YOUR GOAL:
Go through the entries below and retype them exactly, omitting each picture.
— start DATASET —
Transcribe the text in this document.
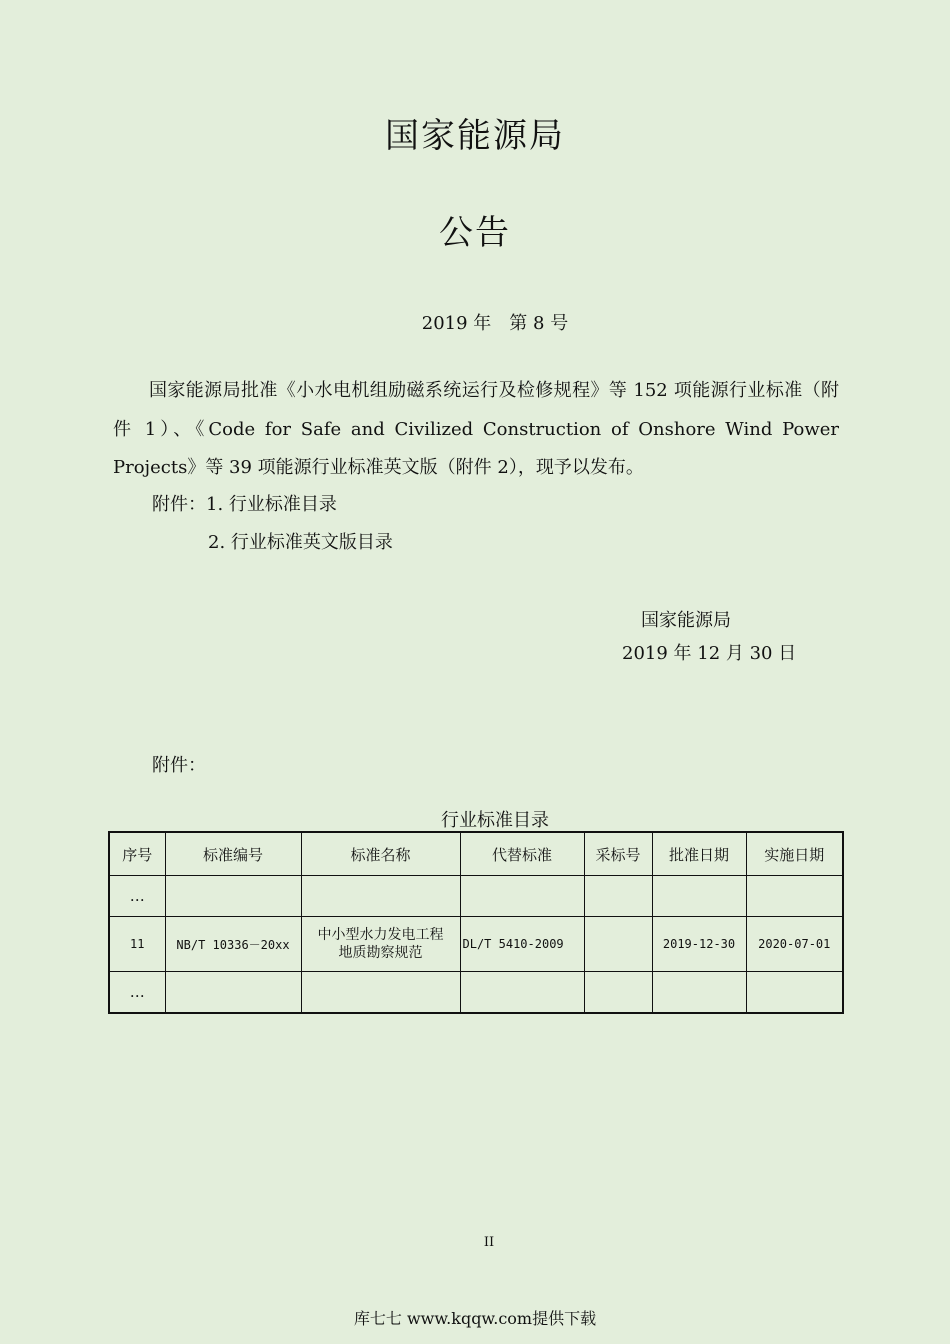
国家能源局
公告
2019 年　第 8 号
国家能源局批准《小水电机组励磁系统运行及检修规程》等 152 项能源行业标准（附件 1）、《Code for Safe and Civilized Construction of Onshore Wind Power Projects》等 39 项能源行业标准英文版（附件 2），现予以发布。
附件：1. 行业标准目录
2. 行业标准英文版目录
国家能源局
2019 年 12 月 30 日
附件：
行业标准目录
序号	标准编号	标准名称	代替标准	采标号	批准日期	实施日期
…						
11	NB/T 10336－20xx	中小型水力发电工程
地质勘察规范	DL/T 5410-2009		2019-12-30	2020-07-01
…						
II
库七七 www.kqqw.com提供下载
— end DATASET —
SOLUTION TO THIS EXERCISE:
Transcribe the text in this document.
国家能源局
公告
2019 年　第 8 号
国家能源局批准《小水电机组励磁系统运行及检修规程》等 152 项能源行业标准（附件 1）、《Code for Safe and Civilized Construction of Onshore Wind Power Projects》等 39 项能源行业标准英文版（附件 2），现予以发布。
附件：1. 行业标准目录
2. 行业标准英文版目录
国家能源局
2019 年 12 月 30 日
附件：
行业标准目录
序号	标准编号	标准名称	代替标准	采标号	批准日期	实施日期
…						
11	NB/T 10336－20xx	中小型水力发电工程
地质勘察规范	DL/T 5410-2009		2019-12-30	2020-07-01
…						
II
库七七 www.kqqw.com提供下载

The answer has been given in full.